→ Task brief
Wherever the string "math" appears in a line, extract that line.

→ Records to use
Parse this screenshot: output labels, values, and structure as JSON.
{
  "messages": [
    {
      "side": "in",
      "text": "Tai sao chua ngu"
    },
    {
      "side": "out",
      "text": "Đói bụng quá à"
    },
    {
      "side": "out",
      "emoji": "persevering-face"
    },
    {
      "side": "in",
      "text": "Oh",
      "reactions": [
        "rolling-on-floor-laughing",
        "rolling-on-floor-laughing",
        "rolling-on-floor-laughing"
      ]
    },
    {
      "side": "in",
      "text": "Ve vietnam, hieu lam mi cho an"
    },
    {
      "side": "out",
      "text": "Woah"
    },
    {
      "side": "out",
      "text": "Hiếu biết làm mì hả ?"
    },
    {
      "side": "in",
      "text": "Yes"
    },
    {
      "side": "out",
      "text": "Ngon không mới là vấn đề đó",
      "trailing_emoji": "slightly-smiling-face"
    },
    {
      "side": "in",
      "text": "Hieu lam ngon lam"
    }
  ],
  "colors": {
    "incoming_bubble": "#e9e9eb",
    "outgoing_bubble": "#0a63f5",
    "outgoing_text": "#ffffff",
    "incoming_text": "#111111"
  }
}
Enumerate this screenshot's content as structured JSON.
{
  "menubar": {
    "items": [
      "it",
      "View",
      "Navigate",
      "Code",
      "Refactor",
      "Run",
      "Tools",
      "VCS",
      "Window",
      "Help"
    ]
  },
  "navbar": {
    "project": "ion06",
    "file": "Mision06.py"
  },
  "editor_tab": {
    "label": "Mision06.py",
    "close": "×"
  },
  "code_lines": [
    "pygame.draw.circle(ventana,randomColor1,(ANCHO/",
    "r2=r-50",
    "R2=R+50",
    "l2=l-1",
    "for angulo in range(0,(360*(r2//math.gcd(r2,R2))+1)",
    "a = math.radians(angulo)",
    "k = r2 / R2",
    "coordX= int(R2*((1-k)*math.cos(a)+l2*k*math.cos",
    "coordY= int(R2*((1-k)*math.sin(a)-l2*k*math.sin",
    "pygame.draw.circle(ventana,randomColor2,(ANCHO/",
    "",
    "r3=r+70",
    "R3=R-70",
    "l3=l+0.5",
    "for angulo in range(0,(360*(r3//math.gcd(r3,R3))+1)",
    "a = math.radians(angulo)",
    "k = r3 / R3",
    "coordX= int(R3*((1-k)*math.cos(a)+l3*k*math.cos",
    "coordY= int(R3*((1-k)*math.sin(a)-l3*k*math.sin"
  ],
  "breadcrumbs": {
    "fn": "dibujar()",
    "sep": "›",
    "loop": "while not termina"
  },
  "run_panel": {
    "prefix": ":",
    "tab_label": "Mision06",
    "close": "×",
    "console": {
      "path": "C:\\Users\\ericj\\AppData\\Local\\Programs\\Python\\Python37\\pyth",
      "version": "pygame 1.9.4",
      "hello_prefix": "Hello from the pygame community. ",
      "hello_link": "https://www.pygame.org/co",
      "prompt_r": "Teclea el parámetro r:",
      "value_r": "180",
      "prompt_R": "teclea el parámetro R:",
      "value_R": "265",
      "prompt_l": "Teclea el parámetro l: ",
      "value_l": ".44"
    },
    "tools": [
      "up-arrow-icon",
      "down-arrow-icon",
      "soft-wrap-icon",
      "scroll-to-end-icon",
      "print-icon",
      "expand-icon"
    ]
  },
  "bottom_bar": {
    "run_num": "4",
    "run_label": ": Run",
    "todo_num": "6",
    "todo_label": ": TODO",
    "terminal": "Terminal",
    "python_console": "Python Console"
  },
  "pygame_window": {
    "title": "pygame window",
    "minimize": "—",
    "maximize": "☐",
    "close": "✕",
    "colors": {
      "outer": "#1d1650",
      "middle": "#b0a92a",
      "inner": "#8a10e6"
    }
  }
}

→ Response to the task
    "for angulo in range(0,(360*(r2//math.gcd(r2,R2))+1)",
    "a = math.radians(angulo)",
    "coordX= int(R2*((1-k)*math.cos(a)+l2*k*math.cos",
    "coordY= int(R2*((1-k)*math.sin(a)-l2*k*math.sin",
    "for angulo in range(0,(360*(r3//math.gcd(r3,R3))+1)",
    "a = math.radians(angulo)",
    "coordX= int(R3*((1-k)*math.cos(a)+l3*k*math.cos",
    "coordY= int(R3*((1-k)*math.sin(a)-l3*k*math.sin"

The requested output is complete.